▶ Stated problem
Determine the number of lines that have the string "caption" in them, and give only that number.

▶ Supplied material

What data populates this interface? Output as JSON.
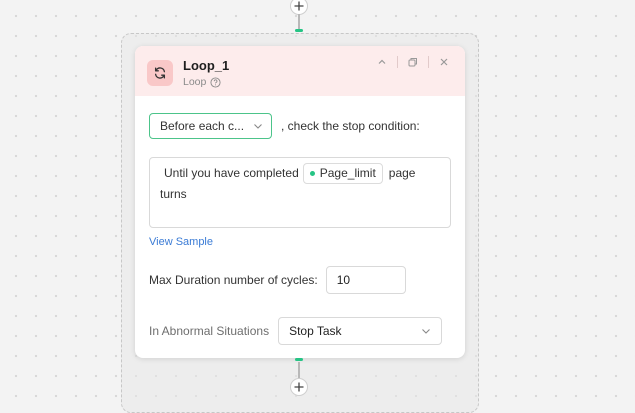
{
  "node": {
    "title": "Loop_1",
    "type_label": "Loop",
    "header_icon": "loop-icon",
    "accent_color": "#26c485",
    "header_bg": "#fdecec"
  },
  "condition": {
    "timing_select": "Before each c...",
    "timing_suffix": ", check the stop condition:",
    "text_before": "Until you have completed",
    "param_tag": "Page_limit",
    "text_after": "page",
    "text_wrap": "turns",
    "view_sample": "View Sample"
  },
  "max_duration": {
    "label": "Max Duration number of cycles:",
    "value": "10"
  },
  "abnormal": {
    "label": "In Abnormal Situations",
    "selected": "Stop Task"
  },
  "icons": {
    "collapse": "chevron-up-icon",
    "copy": "copy-icon",
    "close": "close-icon",
    "help": "help-icon",
    "dropdown": "chevron-down-icon",
    "add": "plus-icon"
  }
}
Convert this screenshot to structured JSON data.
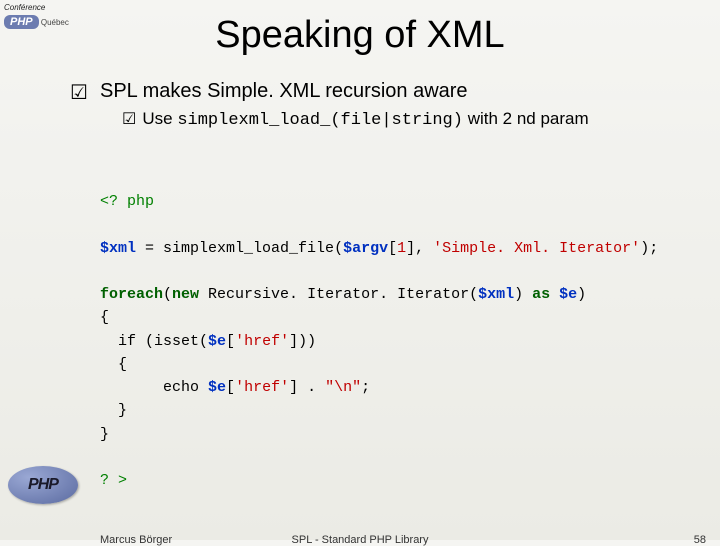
{
  "logo": {
    "conf_line": "Conférence",
    "brand": "PHP",
    "region": "Québec"
  },
  "title": "Speaking of XML",
  "bullet": {
    "main": "SPL makes Simple. XML recursion aware",
    "sub_prefix": "Use ",
    "sub_code": "simplexml_load_(file|string)",
    "sub_suffix": " with 2 nd param"
  },
  "code": {
    "open": "<? php",
    "l1_a": "$xml",
    "l1_b": " = ",
    "l1_c": "simplexml_load_file",
    "l1_d": "(",
    "l1_e": "$argv",
    "l1_f": "[",
    "l1_g": "1",
    "l1_h": "], ",
    "l1_i": "'Simple. Xml. Iterator'",
    "l1_j": ");",
    "l2_a": "foreach",
    "l2_b": "(",
    "l2_c": "new ",
    "l2_d": "Recursive. Iterator. Iterator",
    "l2_e": "(",
    "l2_f": "$xml",
    "l2_g": ") ",
    "l2_h": "as ",
    "l2_i": "$e",
    "l2_j": ")",
    "l3": "{",
    "l4_a": "  if (isset(",
    "l4_b": "$e",
    "l4_c": "[",
    "l4_d": "'href'",
    "l4_e": "]))",
    "l5": "  {",
    "l6_a": "       echo ",
    "l6_b": "$e",
    "l6_c": "[",
    "l6_d": "'href'",
    "l6_e": "] . ",
    "l6_f": "\"\\n\"",
    "l6_g": ";",
    "l7": "  }",
    "l8": "}",
    "close": "? >"
  },
  "footer": {
    "author": "Marcus Börger",
    "mid": "SPL - Standard PHP Library",
    "page": "58"
  }
}
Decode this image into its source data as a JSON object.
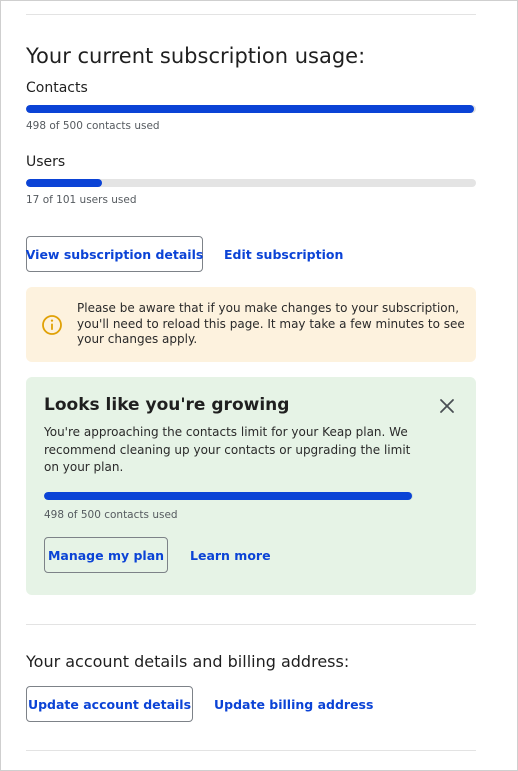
{
  "subscription_usage": {
    "title": "Your current subscription usage:",
    "contacts": {
      "label": "Contacts",
      "used": 498,
      "limit": 500,
      "caption": "498 of 500 contacts used"
    },
    "users": {
      "label": "Users",
      "used": 17,
      "limit": 101,
      "caption": "17 of 101 users used"
    },
    "view_details_label": "View subscription details",
    "edit_label": "Edit subscription"
  },
  "warning": {
    "icon": "info-circle-icon",
    "text": "Please be aware that if you make changes to your subscription, you'll need to reload this page. It may take a few minutes to see your changes apply."
  },
  "growth_card": {
    "title": "Looks like you're growing",
    "body": "You're approaching the contacts limit for your Keap plan. We recommend cleaning up your contacts or upgrading the limit on your plan.",
    "used": 498,
    "limit": 500,
    "caption": "498 of 500 contacts used",
    "manage_label": "Manage my plan",
    "learn_more_label": "Learn more",
    "close_icon": "close-icon"
  },
  "account": {
    "title": "Your account details and billing address:",
    "update_account_label": "Update account details",
    "update_billing_label": "Update billing address"
  },
  "colors": {
    "accent": "#0b43d6",
    "warning_bg": "#fdf2de",
    "warning_icon": "#e0a106",
    "growth_bg": "#e6f3e6"
  }
}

▶ Task output
3